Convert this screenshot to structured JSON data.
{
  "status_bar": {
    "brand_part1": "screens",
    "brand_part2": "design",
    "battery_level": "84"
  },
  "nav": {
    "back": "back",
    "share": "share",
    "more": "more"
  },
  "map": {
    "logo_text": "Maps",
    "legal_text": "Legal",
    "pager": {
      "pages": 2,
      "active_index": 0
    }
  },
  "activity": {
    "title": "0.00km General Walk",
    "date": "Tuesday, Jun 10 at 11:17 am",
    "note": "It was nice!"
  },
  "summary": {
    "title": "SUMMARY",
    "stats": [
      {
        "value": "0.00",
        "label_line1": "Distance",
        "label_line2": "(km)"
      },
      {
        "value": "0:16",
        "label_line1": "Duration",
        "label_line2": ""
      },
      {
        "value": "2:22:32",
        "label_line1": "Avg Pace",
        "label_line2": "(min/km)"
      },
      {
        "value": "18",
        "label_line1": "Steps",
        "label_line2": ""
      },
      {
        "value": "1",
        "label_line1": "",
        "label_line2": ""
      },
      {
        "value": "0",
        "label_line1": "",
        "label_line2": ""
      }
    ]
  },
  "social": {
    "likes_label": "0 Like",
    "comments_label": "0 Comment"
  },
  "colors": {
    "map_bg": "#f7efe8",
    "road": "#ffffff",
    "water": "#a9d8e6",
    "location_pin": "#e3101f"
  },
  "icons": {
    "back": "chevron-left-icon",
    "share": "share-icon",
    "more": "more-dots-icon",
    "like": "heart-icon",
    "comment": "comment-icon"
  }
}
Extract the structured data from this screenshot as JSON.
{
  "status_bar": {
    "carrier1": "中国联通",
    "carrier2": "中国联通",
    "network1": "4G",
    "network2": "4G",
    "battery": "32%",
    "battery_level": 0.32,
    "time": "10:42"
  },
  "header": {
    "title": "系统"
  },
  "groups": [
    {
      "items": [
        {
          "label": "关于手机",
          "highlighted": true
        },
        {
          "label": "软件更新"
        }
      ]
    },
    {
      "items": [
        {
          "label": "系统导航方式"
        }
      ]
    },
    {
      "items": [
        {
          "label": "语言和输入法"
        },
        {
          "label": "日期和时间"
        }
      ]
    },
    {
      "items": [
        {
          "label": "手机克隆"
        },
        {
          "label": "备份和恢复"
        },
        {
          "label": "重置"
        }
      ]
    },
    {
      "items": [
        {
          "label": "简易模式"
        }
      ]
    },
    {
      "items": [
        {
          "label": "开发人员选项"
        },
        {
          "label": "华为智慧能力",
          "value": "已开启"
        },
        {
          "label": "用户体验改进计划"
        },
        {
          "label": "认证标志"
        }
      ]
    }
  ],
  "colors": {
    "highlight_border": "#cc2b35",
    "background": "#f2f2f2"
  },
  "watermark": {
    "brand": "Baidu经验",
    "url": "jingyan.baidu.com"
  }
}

Short task> Copy all the records above exactly, missing none.

Solved problem>
Convert this screenshot to structured JSON data.
{
  "status_bar": {
    "brand_part1": "screens",
    "brand_part2": "design",
    "battery_level": "84"
  },
  "nav": {
    "back": "back",
    "share": "share",
    "more": "more"
  },
  "map": {
    "logo_text": "Maps",
    "legal_text": "Legal",
    "pager": {
      "pages": 2,
      "active_index": 0
    }
  },
  "activity": {
    "title": "0.00km General Walk",
    "date": "Tuesday, Jun 10 at 11:17 am",
    "note": "It was nice!"
  },
  "summary": {
    "title": "SUMMARY",
    "stats": [
      {
        "value": "0.00",
        "label_line1": "Distance",
        "label_line2": "(km)"
      },
      {
        "value": "0:16",
        "label_line1": "Duration",
        "label_line2": ""
      },
      {
        "value": "2:22:32",
        "label_line1": "Avg Pace",
        "label_line2": "(min/km)"
      },
      {
        "value": "18",
        "label_line1": "Steps",
        "label_line2": ""
      },
      {
        "value": "1",
        "label_line1": "",
        "label_line2": ""
      },
      {
        "value": "0",
        "label_line1": "",
        "label_line2": ""
      }
    ]
  },
  "social": {
    "likes_label": "0 Like",
    "comments_label": "0 Comment"
  },
  "colors": {
    "map_bg": "#f7efe8",
    "road": "#ffffff",
    "water": "#a9d8e6",
    "location_pin": "#e3101f"
  },
  "icons": {
    "back": "chevron-left-icon",
    "share": "share-icon",
    "more": "more-dots-icon",
    "like": "heart-icon",
    "comment": "comment-icon"
  }
}
Extract the structured data from this screenshot as JSON.
{
  "status_bar": {
    "carrier1": "中国联通",
    "carrier2": "中国联通",
    "network1": "4G",
    "network2": "4G",
    "battery": "32%",
    "battery_level": 0.32,
    "time": "10:42"
  },
  "header": {
    "title": "系统"
  },
  "groups": [
    {
      "items": [
        {
          "label": "关于手机",
          "highlighted": true
        },
        {
          "label": "软件更新"
        }
      ]
    },
    {
      "items": [
        {
          "label": "系统导航方式"
        }
      ]
    },
    {
      "items": [
        {
          "label": "语言和输入法"
        },
        {
          "label": "日期和时间"
        }
      ]
    },
    {
      "items": [
        {
          "label": "手机克隆"
        },
        {
          "label": "备份和恢复"
        },
        {
          "label": "重置"
        }
      ]
    },
    {
      "items": [
        {
          "label": "简易模式"
        }
      ]
    },
    {
      "items": [
        {
          "label": "开发人员选项"
        },
        {
          "label": "华为智慧能力",
          "value": "已开启"
        },
        {
          "label": "用户体验改进计划"
        },
        {
          "label": "认证标志"
        }
      ]
    }
  ],
  "colors": {
    "highlight_border": "#cc2b35",
    "background": "#f2f2f2"
  },
  "watermark": {
    "brand": "Baidu经验",
    "url": "jingyan.baidu.com"
  }
}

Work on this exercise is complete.